— start Material provided —
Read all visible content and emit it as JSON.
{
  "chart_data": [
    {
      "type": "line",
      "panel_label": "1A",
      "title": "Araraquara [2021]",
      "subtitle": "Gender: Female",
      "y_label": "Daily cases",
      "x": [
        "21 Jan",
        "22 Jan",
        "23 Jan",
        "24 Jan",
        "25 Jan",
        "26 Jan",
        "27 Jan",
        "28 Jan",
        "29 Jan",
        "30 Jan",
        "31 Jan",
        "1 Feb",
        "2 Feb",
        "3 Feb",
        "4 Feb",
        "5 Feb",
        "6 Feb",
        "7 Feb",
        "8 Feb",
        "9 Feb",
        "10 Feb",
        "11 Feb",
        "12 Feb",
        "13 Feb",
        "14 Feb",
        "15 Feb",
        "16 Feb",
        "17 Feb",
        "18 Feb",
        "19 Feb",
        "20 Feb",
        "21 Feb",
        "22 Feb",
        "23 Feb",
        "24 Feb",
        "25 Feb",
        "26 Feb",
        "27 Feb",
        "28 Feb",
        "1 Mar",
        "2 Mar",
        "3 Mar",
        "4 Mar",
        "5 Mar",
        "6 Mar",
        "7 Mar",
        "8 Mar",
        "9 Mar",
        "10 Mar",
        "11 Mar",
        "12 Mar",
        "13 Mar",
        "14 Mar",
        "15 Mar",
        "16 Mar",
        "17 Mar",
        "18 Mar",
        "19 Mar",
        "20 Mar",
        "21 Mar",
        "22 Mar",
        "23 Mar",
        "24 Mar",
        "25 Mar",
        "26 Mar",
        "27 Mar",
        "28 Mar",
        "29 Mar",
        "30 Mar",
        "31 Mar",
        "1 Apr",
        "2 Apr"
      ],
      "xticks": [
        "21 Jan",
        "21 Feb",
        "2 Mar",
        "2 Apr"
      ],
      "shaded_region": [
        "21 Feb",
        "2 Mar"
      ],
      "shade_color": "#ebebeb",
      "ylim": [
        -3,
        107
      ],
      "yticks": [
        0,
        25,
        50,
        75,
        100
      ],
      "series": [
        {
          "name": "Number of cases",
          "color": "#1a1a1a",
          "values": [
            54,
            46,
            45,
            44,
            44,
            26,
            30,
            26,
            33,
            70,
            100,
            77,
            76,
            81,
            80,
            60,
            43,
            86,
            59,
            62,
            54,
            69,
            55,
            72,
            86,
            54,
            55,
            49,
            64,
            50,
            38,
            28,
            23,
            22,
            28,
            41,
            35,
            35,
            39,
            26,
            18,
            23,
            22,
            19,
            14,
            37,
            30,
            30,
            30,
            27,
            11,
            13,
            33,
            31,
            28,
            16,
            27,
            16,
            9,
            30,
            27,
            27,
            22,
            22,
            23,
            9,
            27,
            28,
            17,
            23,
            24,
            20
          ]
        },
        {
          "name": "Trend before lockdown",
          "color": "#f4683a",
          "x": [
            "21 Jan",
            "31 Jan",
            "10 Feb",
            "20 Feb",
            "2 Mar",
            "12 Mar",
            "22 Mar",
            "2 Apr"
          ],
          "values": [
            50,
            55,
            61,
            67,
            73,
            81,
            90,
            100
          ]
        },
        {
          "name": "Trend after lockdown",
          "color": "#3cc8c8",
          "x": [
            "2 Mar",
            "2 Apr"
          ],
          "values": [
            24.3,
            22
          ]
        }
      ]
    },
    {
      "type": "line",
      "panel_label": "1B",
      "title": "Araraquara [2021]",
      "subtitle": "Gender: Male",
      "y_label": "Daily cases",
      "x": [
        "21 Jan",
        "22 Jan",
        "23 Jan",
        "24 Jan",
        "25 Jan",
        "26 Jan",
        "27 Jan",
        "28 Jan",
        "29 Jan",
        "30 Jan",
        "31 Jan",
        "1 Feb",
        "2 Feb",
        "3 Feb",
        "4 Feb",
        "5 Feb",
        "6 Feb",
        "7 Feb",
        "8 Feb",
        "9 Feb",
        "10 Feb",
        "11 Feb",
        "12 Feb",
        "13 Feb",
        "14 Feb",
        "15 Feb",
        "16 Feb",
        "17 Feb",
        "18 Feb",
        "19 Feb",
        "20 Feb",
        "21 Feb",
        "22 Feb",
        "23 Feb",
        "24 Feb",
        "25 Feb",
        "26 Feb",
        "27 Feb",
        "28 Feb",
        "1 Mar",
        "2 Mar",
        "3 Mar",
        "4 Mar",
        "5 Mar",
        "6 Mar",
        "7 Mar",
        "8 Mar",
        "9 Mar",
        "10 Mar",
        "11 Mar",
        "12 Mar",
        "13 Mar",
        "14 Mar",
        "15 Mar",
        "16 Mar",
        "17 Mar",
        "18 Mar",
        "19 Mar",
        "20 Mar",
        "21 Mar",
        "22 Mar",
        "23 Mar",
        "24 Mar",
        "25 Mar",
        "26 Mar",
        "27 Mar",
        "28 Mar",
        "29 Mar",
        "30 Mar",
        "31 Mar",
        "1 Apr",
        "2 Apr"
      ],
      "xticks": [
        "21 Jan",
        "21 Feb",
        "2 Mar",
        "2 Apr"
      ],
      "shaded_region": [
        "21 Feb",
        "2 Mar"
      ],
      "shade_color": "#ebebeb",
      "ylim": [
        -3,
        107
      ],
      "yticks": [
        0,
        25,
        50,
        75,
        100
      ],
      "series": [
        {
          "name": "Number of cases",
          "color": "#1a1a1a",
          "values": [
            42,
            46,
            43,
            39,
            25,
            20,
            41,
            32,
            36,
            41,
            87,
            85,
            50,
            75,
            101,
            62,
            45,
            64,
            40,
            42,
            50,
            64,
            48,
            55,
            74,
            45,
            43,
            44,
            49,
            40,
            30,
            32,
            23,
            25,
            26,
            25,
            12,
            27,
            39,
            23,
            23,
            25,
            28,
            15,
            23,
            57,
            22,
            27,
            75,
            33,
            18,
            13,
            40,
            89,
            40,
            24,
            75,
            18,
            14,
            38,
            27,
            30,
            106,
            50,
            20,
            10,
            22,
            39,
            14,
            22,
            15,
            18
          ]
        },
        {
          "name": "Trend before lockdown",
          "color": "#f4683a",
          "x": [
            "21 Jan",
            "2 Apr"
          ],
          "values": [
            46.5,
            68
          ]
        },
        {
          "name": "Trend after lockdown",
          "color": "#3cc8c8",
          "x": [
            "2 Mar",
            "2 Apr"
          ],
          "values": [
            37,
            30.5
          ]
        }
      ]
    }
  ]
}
— end Material provided —
_Problem to work on_
Show each line of the data that contains the string "Gender".

_Output below_
      "subtitle": "Gender: Female",
      "subtitle": "Gender: Male",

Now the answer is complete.